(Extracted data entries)

┄┄┄┄┄┄┄┄┄┄

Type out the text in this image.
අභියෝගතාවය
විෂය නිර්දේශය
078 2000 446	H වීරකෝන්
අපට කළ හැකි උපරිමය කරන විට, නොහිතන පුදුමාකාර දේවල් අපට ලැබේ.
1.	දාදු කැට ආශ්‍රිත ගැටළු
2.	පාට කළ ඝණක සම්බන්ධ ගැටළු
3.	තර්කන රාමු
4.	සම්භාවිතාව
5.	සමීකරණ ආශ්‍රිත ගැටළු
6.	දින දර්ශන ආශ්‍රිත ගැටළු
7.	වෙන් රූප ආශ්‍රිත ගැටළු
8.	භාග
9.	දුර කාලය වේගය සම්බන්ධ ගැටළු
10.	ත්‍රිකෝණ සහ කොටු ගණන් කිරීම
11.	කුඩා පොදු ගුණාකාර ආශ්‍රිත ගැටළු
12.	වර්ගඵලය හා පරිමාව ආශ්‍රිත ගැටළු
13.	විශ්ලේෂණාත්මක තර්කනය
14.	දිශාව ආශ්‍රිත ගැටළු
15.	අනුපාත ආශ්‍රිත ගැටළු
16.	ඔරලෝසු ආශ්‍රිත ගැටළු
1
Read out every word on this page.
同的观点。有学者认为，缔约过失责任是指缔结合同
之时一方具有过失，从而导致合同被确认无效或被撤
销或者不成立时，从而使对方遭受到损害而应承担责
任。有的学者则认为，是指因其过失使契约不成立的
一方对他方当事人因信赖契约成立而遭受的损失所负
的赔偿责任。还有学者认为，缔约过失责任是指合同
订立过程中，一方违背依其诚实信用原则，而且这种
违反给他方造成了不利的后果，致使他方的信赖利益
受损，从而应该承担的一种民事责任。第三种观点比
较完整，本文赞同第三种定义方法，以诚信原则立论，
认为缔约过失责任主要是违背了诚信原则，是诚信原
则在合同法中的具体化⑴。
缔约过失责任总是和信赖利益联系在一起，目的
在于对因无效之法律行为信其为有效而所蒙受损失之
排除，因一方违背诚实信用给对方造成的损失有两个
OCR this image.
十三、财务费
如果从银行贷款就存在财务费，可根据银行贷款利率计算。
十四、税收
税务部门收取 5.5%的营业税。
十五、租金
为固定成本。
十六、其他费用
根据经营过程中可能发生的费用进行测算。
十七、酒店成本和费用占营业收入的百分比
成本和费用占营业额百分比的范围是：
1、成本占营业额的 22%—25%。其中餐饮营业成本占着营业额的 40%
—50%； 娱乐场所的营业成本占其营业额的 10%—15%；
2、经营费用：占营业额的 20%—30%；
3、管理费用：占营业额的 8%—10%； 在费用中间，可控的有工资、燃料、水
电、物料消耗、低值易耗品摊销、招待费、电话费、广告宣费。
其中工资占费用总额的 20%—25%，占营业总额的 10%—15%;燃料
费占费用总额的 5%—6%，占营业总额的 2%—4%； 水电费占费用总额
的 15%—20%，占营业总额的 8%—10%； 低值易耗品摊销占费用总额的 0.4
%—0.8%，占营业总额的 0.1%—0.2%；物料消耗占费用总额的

┄┄┄┄┄┄┄┄┄┄

◆ **PROBLEM TO WORK ON**
Extract each line of the listing above, copying it word for word.

◆ **SOLUTION BELOW**
Type out the text in this image.
අභියෝගතාවය
විෂය නිර්දේශය
078 2000 446	H වීරකෝන්
අපට කළ හැකි උපරිමය කරන විට, නොහිතන පුදුමාකාර දේවල් අපට ලැබේ.
1.	දාදු කැට ආශ්‍රිත ගැටළු
2.	පාට කළ ඝණක සම්බන්ධ ගැටළු
3.	තර්කන රාමු
4.	සම්භාවිතාව
5.	සමීකරණ ආශ්‍රිත ගැටළු
6.	දින දර්ශන ආශ්‍රිත ගැටළු
7.	වෙන් රූප ආශ්‍රිත ගැටළු
8.	භාග
9.	දුර කාලය වේගය සම්බන්ධ ගැටළු
10.	ත්‍රිකෝණ සහ කොටු ගණන් කිරීම
11.	කුඩා පොදු ගුණාකාර ආශ්‍රිත ගැටළු
12.	වර්ගඵලය හා පරිමාව ආශ්‍රිත ගැටළු
13.	විශ්ලේෂණාත්මක තර්කනය
14.	දිශාව ආශ්‍රිත ගැටළු
15.	අනුපාත ආශ්‍රිත ගැටළු
16.	ඔරලෝසු ආශ්‍රිත ගැටළු
1
Read out every word on this page.
同的观点。有学者认为，缔约过失责任是指缔结合同
之时一方具有过失，从而导致合同被确认无效或被撤
销或者不成立时，从而使对方遭受到损害而应承担责
任。有的学者则认为，是指因其过失使契约不成立的
一方对他方当事人因信赖契约成立而遭受的损失所负
的赔偿责任。还有学者认为，缔约过失责任是指合同
订立过程中，一方违背依其诚实信用原则，而且这种
违反给他方造成了不利的后果，致使他方的信赖利益
受损，从而应该承担的一种民事责任。第三种观点比
较完整，本文赞同第三种定义方法，以诚信原则立论，
认为缔约过失责任主要是违背了诚信原则，是诚信原
则在合同法中的具体化⑴。
缔约过失责任总是和信赖利益联系在一起，目的
在于对因无效之法律行为信其为有效而所蒙受损失之
排除，因一方违背诚实信用给对方造成的损失有两个
OCR this image.
十三、财务费
如果从银行贷款就存在财务费，可根据银行贷款利率计算。
十四、税收
税务部门收取 5.5%的营业税。
十五、租金
为固定成本。
十六、其他费用
根据经营过程中可能发生的费用进行测算。
十七、酒店成本和费用占营业收入的百分比
成本和费用占营业额百分比的范围是：
1、成本占营业额的 22%—25%。其中餐饮营业成本占着营业额的 40%
—50%； 娱乐场所的营业成本占其营业额的 10%—15%；
2、经营费用：占营业额的 20%—30%；
3、管理费用：占营业额的 8%—10%； 在费用中间，可控的有工资、燃料、水
电、物料消耗、低值易耗品摊销、招待费、电话费、广告宣费。
其中工资占费用总额的 20%—25%，占营业总额的 10%—15%;燃料
费占费用总额的 5%—6%，占营业总额的 2%—4%； 水电费占费用总额
的 15%—20%，占营业总额的 8%—10%； 低值易耗品摊销占费用总额的 0.4
%—0.8%，占营业总额的 0.1%—0.2%；物料消耗占费用总额的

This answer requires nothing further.